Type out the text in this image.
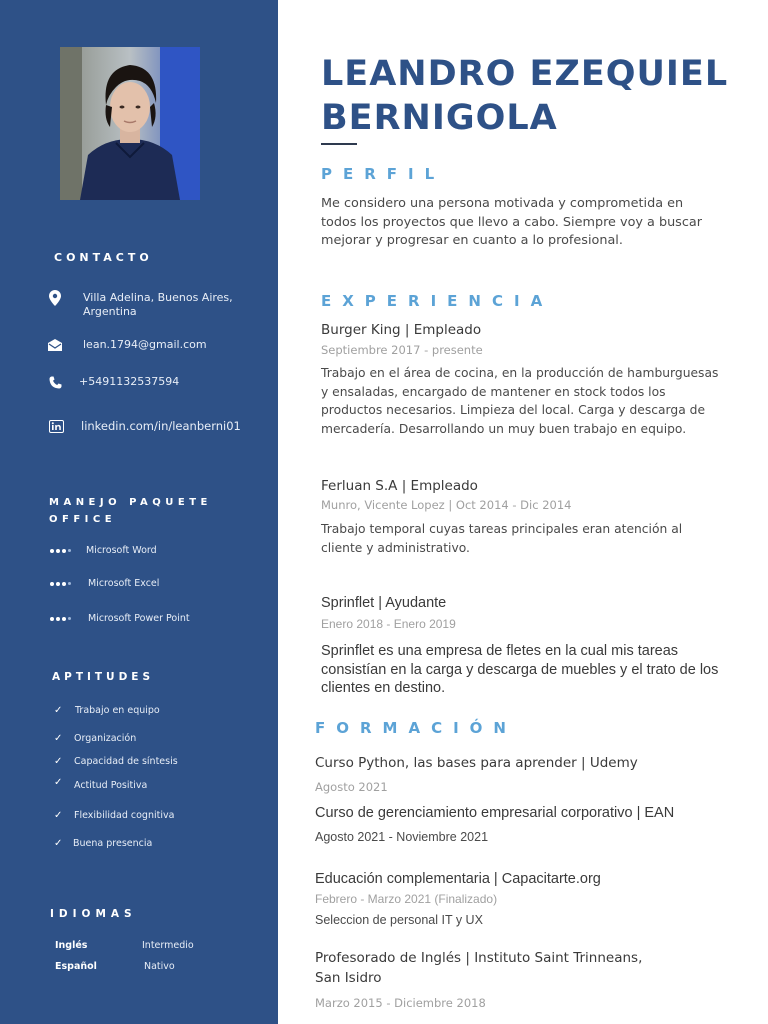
CONTACTO
Villa Adelina, Buenos Aires, Argentina
lean.1794@gmail.com
+5491132537594
linkedin.com/in/leanberni01
MANEJO PAQUETE
OFFICE
Microsoft Word
Microsoft Excel
Microsoft Power Point
APTITUDES
✓	Trabajo en equipo
✓	Organización
✓	Capacidad de síntesis
✓	Actitud Positiva
✓	Flexibilidad cognitiva
✓	Buena presencia
IDIOMAS
Inglés	Intermedio
Español	Nativo
LEANDRO EZEQUIEL
BERNIGOLA
PERFIL
Me considero una persona motivada y comprometida en todos los proyectos que llevo a cabo. Siempre voy a buscar mejorar y progresar en cuanto a lo profesional.
EXPERIENCIA
Burger King | Empleado
Septiembre 2017 - presente
Trabajo en el área de cocina, en la producción de hamburguesas y ensaladas, encargado de mantener en stock todos los productos necesarios. Limpieza del local. Carga y descarga de mercadería. Desarrollando un muy buen trabajo en equipo.
Ferluan S.A | Empleado
Munro, Vicente Lopez | Oct 2014 - Dic 2014
Trabajo temporal cuyas tareas principales eran atención al cliente y administrativo.
Sprinflet | Ayudante
Enero 2018 - Enero 2019
Sprinflet es una empresa de fletes en la cual mis tareas consistían en la carga y descarga de muebles y el trato de los clientes en destino.
FORMACIÓN
Curso Python, las bases para aprender | Udemy
Agosto 2021
Curso de gerenciamiento empresarial corporativo | EAN
Agosto 2021 - Noviembre 2021
Educación complementaria | Capacitarte.org
Febrero - Marzo 2021 (Finalizado)
Seleccion de personal IT y UX
Profesorado de Inglés | Instituto Saint Trinneans,
San Isidro
Marzo 2015 - Diciembre 2018
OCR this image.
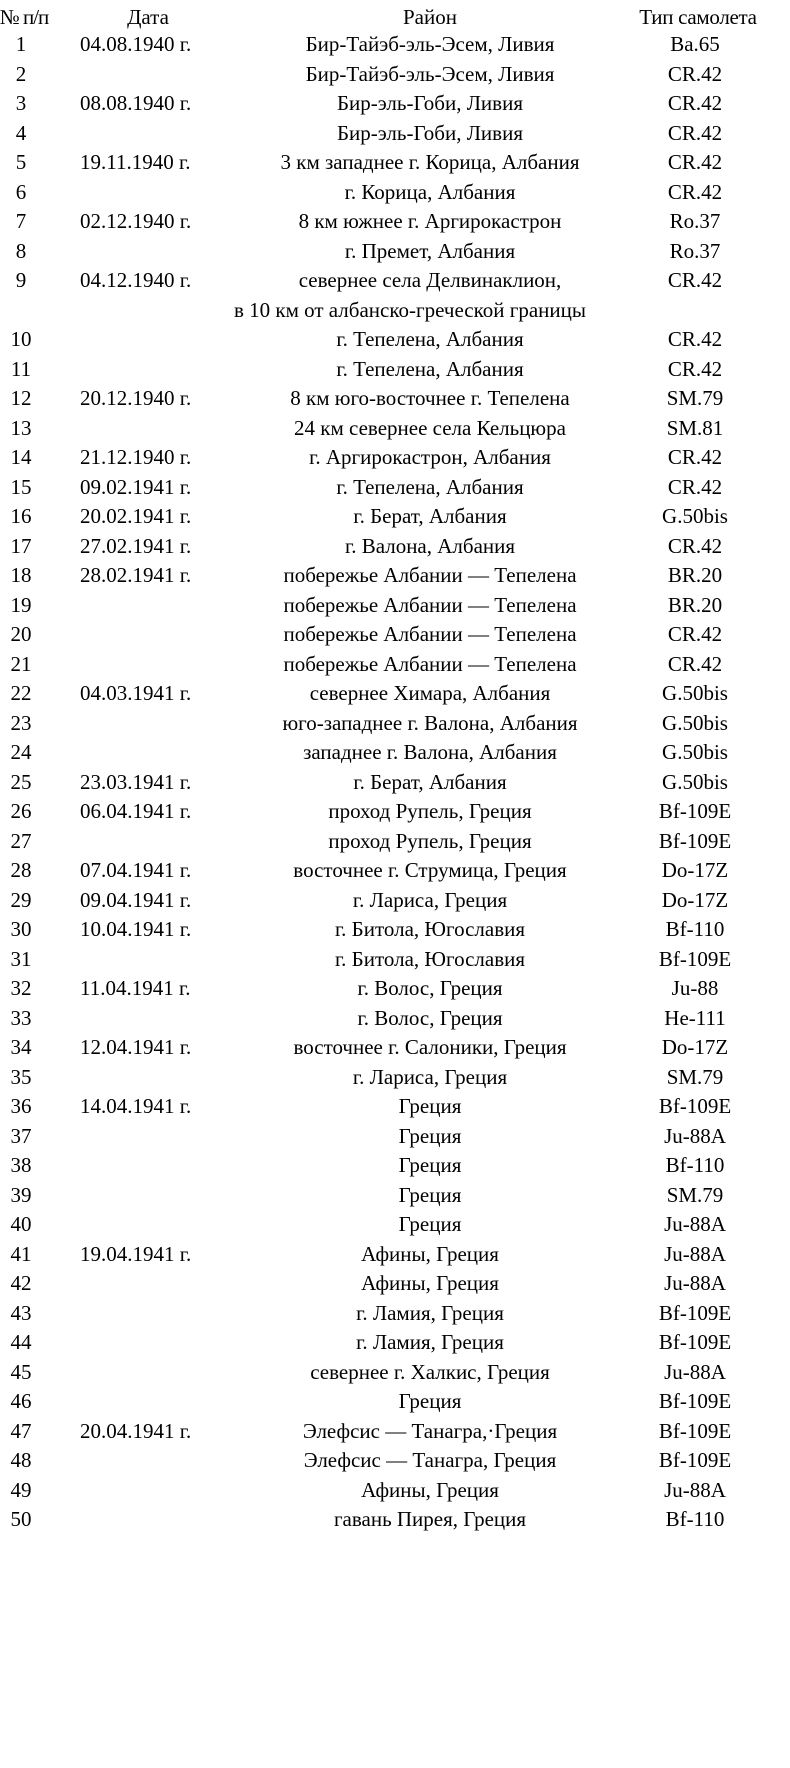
№ п/п	Дата	Район	Тип самолета
1	04.08.1940 г.	Бир-Тайэб-эль-Эсем, Ливия	Ba.65
2	Бир-Тайэб-эль-Эсем, Ливия	CR.42
3	08.08.1940 г.	Бир-эль-Гоби, Ливия	CR.42
4	Бир-эль-Гоби, Ливия	CR.42
5	19.11.1940 г.	3 км западнее г. Корица, Албания	CR.42
6	г. Корица, Албания	CR.42
7	02.12.1940 г.	8 км южнее г. Аргирокастрон	Ro.37
8	г. Премет, Албания	Ro.37
9	04.12.1940 г.	севернее села Делвинаклион,	CR.42
в 10 км от албанско-греческой границы
10	г. Тепелена, Албания	CR.42
11	г. Тепелена, Албания	CR.42
12	20.12.1940 г.	8 км юго-восточнее г. Тепелена	SM.79
13	24 км севернее села Кельцюра	SM.81
14	21.12.1940 г.	г. Аргирокастрон, Албания	CR.42
15	09.02.1941 г.	г. Тепелена, Албания	CR.42
16	20.02.1941 г.	г. Берат, Албания	G.50bis
17	27.02.1941 г.	г. Валона, Албания	CR.42
18	28.02.1941 г.	побережье Албании — Тепелена	BR.20
19	побережье Албании — Тепелена	BR.20
20	побережье Албании — Тепелена	CR.42
21	побережье Албании — Тепелена	CR.42
22	04.03.1941 г.	севернее Химара, Албания	G.50bis
23	юго-западнее г. Валона, Албания	G.50bis
24	западнее г. Валона, Албания	G.50bis
25	23.03.1941 г.	г. Берат, Албания	G.50bis
26	06.04.1941 г.	проход Рупель, Греция	Bf-109E
27	проход Рупель, Греция	Bf-109E
28	07.04.1941 г.	восточнее г. Струмица, Греция	Do-17Z
29	09.04.1941 г.	г. Лариса, Греция	Do-17Z
30	10.04.1941 г.	г. Битола, Югославия	Bf-110
31	г. Битола, Югославия	Bf-109E
32	11.04.1941 г.	г. Волос, Греция	Ju-88
33	г. Волос, Греция	He-111
34	12.04.1941 г.	восточнее г. Салоники, Греция	Do-17Z
35	г. Лариса, Греция	SM.79
36	14.04.1941 г.	Греция	Bf-109E
37	Греция	Ju-88A
38	Греция	Bf-110
39	Греция	SM.79
40	Греция	Ju-88A
41	19.04.1941 г.	Афины, Греция	Ju-88A
42	Афины, Греция	Ju-88A
43	г. Ламия, Греция	Bf-109E
44	г. Ламия, Греция	Bf-109E
45	севернее г. Халкис, Греция	Ju-88A
46	Греция	Bf-109E
47	20.04.1941 г.	Элефсис — Танагра,·Греция	Bf-109E
48	Элефсис — Танагра, Греция	Bf-109E
49	Афины, Греция	Ju-88A
50	гавань Пирея, Греция	Bf-110
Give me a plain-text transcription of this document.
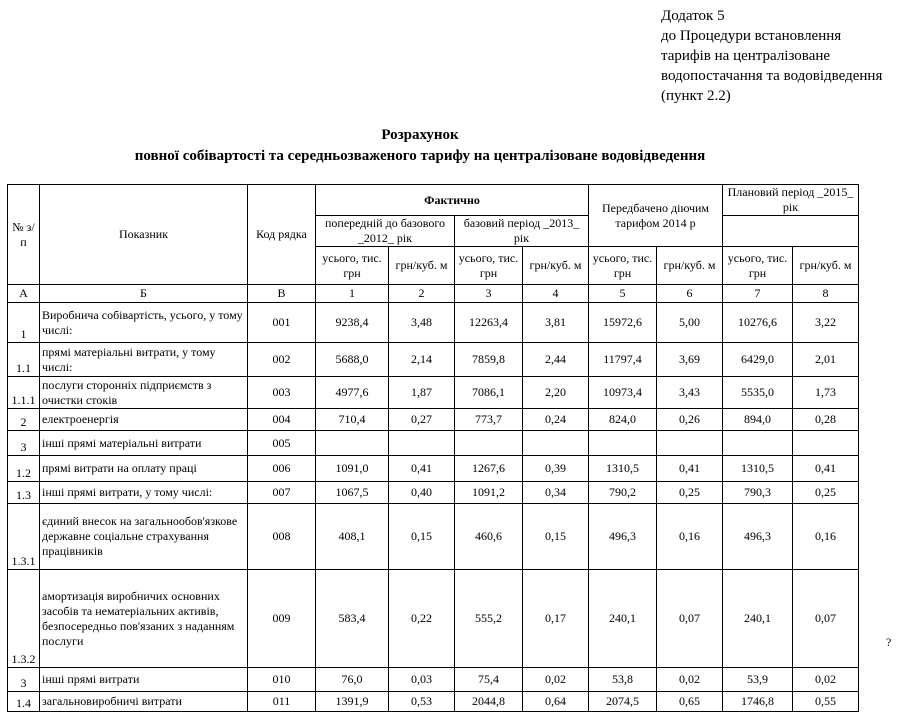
Додаток 5
до Процедури встановлення
тарифів на централізоване
водопостачання та водовідведення
(пункт 2.2)
Розрахунок
повної собівартості та середньозваженого тарифу на централізоване водовідведення
№ з/п	Показник	Код рядка	Фактично				Передбачено діючим тарифом 2014 р		Плановий період _2015_ рік	
			попередній до базового _2012_ рік		базовий період _2013_ рік					
			усього, тис. грн	грн/куб. м	усього, тис. грн	грн/куб. м	усього, тис. грн	грн/куб. м	усього, тис. грн	грн/куб. м

А	Б	В	1	2	3	4	5	6	7	8
1	Виробнича собівартість, усього, у тому числі:	001	9238,4	3,48	12263,4	3,81	15972,6	5,00	10276,6	3,22
1.1	прямі матеріальні витрати, у тому числі:	002	5688,0	2,14	7859,8	2,44	11797,4	3,69	6429,0	2,01
1.1.1	послуги сторонніх підприємств з очистки стоків	003	4977,6	1,87	7086,1	2,20	10973,4	3,43	5535,0	1,73
2	електроенергія	004	710,4	0,27	773,7	0,24	824,0	0,26	894,0	0,28
3	інші прямі матеріальні витрати	005								
1.2	прямі витрати на оплату праці	006	1091,0	0,41	1267,6	0,39	1310,5	0,41	1310,5	0,41
1.3	інші прямі витрати, у тому числі:	007	1067,5	0,40	1091,2	0,34	790,2	0,25	790,3	0,25
1.3.1	єдиний внесок на загальнообов'язкове державне соціальне страхування працівників	008	408,1	0,15	460,6	0,15	496,3	0,16	496,3	0,16
1.3.2	амортизація виробничих основних засобів та нематеріальних активів, безпосередньо пов'язаних з наданням послуги	009	583,4	0,22	555,2	0,17	240,1	0,07	240,1	0,07
3	інші прямі витрати	010	76,0	0,03	75,4	0,02	53,8	0,02	53,9	0,02
1.4	загальновиробничі витрати	011	1391,9	0,53	2044,8	0,64	2074,5	0,65	1746,8	0,55
?
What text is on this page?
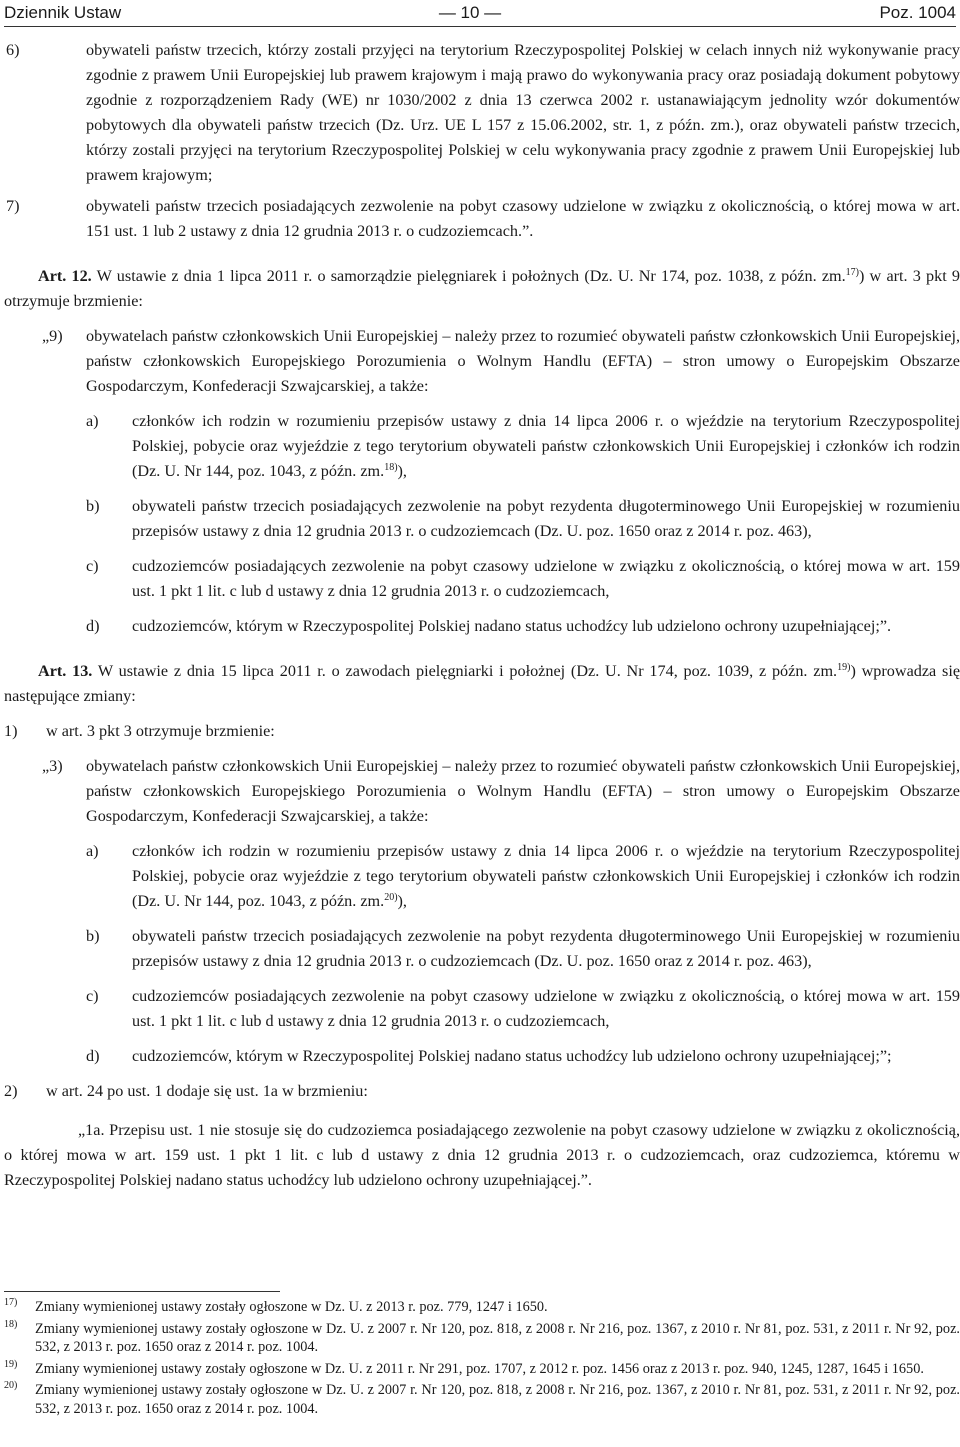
Dziennik Ustaw	— 10 —	Poz. 1004
6)	obywateli państw trzecich, którzy zostali przyjęci na terytorium Rzeczypospolitej Polskiej w celach innych niż wykonywanie pracy zgodnie z prawem Unii Europejskiej lub prawem krajowym i mają prawo do wykonywania pracy oraz posiadają dokument pobytowy zgodnie z rozporządzeniem Rady (WE) nr 1030/2002 z dnia 13 czerwca 2002 r. ustanawiającym jednolity wzór dokumentów pobytowych dla obywateli państw trzecich (Dz. Urz. UE L 157 z 15.06.2002, str. 1, z późn. zm.), oraz obywateli państw trzecich, którzy zostali przyjęci na terytorium Rzeczypospolitej Polskiej w celu wykonywania pracy zgodnie z prawem Unii Europejskiej lub prawem krajowym;
7)	obywateli państw trzecich posiadających zezwolenie na pobyt czasowy udzielone w związku z okolicznością, o której mowa w art. 151 ust. 1 lub 2 ustawy z dnia 12 grudnia 2013 r. o cudzoziemcach.”.
Art. 12. W ustawie z dnia 1 lipca 2011 r. o samorządzie pielęgniarek i położnych (Dz. U. Nr 174, poz. 1038, z późn. zm.$^{17)}$) w art. 3 pkt 9 otrzymuje brzmienie:
„9) obywatelach państw członkowskich Unii Europejskiej – należy przez to rozumieć obywateli państw członkowskich Unii Europejskiej, państw członkowskich Europejskiego Porozumienia o Wolnym Handlu (EFTA) – stron umowy o Europejskim Obszarze Gospodarczym, Konfederacji Szwajcarskiej, a także:
a) członków ich rodzin w rozumieniu przepisów ustawy z dnia 14 lipca 2006 r. o wjeździe na terytorium Rzeczypospolitej Polskiej, pobycie oraz wyjeździe z tego terytorium obywateli państw członkowskich Unii Europejskiej i członków ich rodzin (Dz. U. Nr 144, poz. 1043, z późn. zm.$^{18)}$),
b) obywateli państw trzecich posiadających zezwolenie na pobyt rezydenta długoterminowego Unii Europejskiej w rozumieniu przepisów ustawy z dnia 12 grudnia 2013 r. o cudzoziemcach (Dz. U. poz. 1650 oraz z 2014 r. poz. 463),
c) cudzoziemców posiadających zezwolenie na pobyt czasowy udzielone w związku z okolicznością, o której mowa w art. 159 ust. 1 pkt 1 lit. c lub d ustawy z dnia 12 grudnia 2013 r. o cudzoziemcach,
d) cudzoziemców, którym w Rzeczypospolitej Polskiej nadano status uchodźcy lub udzielono ochrony uzupełniającej;”.
Art. 13. W ustawie z dnia 15 lipca 2011 r. o zawodach pielęgniarki i położnej (Dz. U. Nr 174, poz. 1039, z późn. zm.$^{19)}$) wprowadza się następujące zmiany:
1) w art. 3 pkt 3 otrzymuje brzmienie:
„3) obywatelach państw członkowskich Unii Europejskiej – należy przez to rozumieć obywateli państw członkowskich Unii Europejskiej, państw członkowskich Europejskiego Porozumienia o Wolnym Handlu (EFTA) – stron umowy o Europejskim Obszarze Gospodarczym, Konfederacji Szwajcarskiej, a także:
a) członków ich rodzin w rozumieniu przepisów ustawy z dnia 14 lipca 2006 r. o wjeździe na terytorium Rzeczypospolitej Polskiej, pobycie oraz wyjeździe z tego terytorium obywateli państw członkowskich Unii Europejskiej i członków ich rodzin (Dz. U. Nr 144, poz. 1043, z późn. zm.$^{20)}$),
b) obywateli państw trzecich posiadających zezwolenie na pobyt rezydenta długoterminowego Unii Europejskiej w rozumieniu przepisów ustawy z dnia 12 grudnia 2013 r. o cudzoziemcach (Dz. U. poz. 1650 oraz z 2014 r. poz. 463),
c) cudzoziemców posiadających zezwolenie na pobyt czasowy udzielone w związku z okolicznością, o której mowa w art. 159 ust. 1 pkt 1 lit. c lub d ustawy z dnia 12 grudnia 2013 r. o cudzoziemcach,
d) cudzoziemców, którym w Rzeczypospolitej Polskiej nadano status uchodźcy lub udzielono ochrony uzupełniającej;”;
2) w art. 24 po ust. 1 dodaje się ust. 1a w brzmieniu:
„1a. Przepisu ust. 1 nie stosuje się do cudzoziemca posiadającego zezwolenie na pobyt czasowy udzielone w związku z okolicznością, o której mowa w art. 159 ust. 1 pkt 1 lit. c lub d ustawy z dnia 12 grudnia 2013 r. o cudzoziemcach, oraz cudzoziemca, któremu w Rzeczypospolitej Polskiej nadano status uchodźcy lub udzielono ochrony uzupełniającej.”.
17) Zmiany wymienionej ustawy zostały ogłoszone w Dz. U. z 2013 r. poz. 779, 1247 i 1650.
18) Zmiany wymienionej ustawy zostały ogłoszone w Dz. U. z 2007 r. Nr 120, poz. 818, z 2008 r. Nr 216, poz. 1367, z 2010 r. Nr 81, poz. 531, z 2011 r. Nr 92, poz. 532, z 2013 r. poz. 1650 oraz z 2014 r. poz. 1004.
19) Zmiany wymienionej ustawy zostały ogłoszone w Dz. U. z 2011 r. Nr 291, poz. 1707, z 2012 r. poz. 1456 oraz z 2013 r. poz. 940, 1245, 1287, 1645 i 1650.
20) Zmiany wymienionej ustawy zostały ogłoszone w Dz. U. z 2007 r. Nr 120, poz. 818, z 2008 r. Nr 216, poz. 1367, z 2010 r. Nr 81, poz. 531, z 2011 r. Nr 92, poz. 532, z 2013 r. poz. 1650 oraz z 2014 r. poz. 1004.
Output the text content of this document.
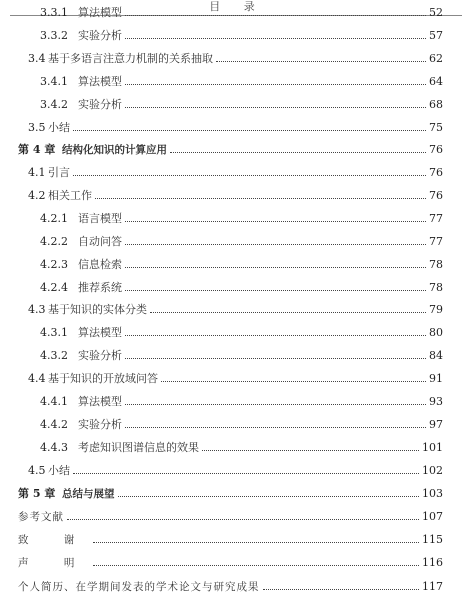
目 录
3.3.1 算法模型	52
3.3.2 实验分析	57
3.4 基于多语言注意力机制的关系抽取	62
3.4.1 算法模型	64
3.4.2 实验分析	68
3.5 小结	75
第 4 章 结构化知识的计算应用	76
4.1 引言	76
4.2 相关工作	76
4.2.1 语言模型	77
4.2.2 自动问答	77
4.2.3 信息检索	78
4.2.4 推荐系统	78
4.3 基于知识的实体分类	79
4.3.1 算法模型	80
4.3.2 实验分析	84
4.4 基于知识的开放域问答	91
4.4.1 算法模型	93
4.4.2 实验分析	97
4.4.3 考虑知识图谱信息的效果	101
4.5 小结	102
第 5 章 总结与展望	103
参考文献	107
致 谢	115
声 明	116
个人简历、在学期间发表的学术论文与研究成果	117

..............................

Omit the pictures and print again exactly the lines from the one with "Output the text content of this document." through the final line of the entries, both ends included.

[Written response]
Output the text content of this document.
目 录
3.3.1 算法模型	52
3.3.2 实验分析	57
3.4 基于多语言注意力机制的关系抽取	62
3.4.1 算法模型	64
3.4.2 实验分析	68
3.5 小结	75
第 4 章 结构化知识的计算应用	76
4.1 引言	76
4.2 相关工作	76
4.2.1 语言模型	77
4.2.2 自动问答	77
4.2.3 信息检索	78
4.2.4 推荐系统	78
4.3 基于知识的实体分类	79
4.3.1 算法模型	80
4.3.2 实验分析	84
4.4 基于知识的开放域问答	91
4.4.1 算法模型	93
4.4.2 实验分析	97
4.4.3 考虑知识图谱信息的效果	101
4.5 小结	102
第 5 章 总结与展望	103
参考文献	107
致 谢	115
声 明	116
个人简历、在学期间发表的学术论文与研究成果	117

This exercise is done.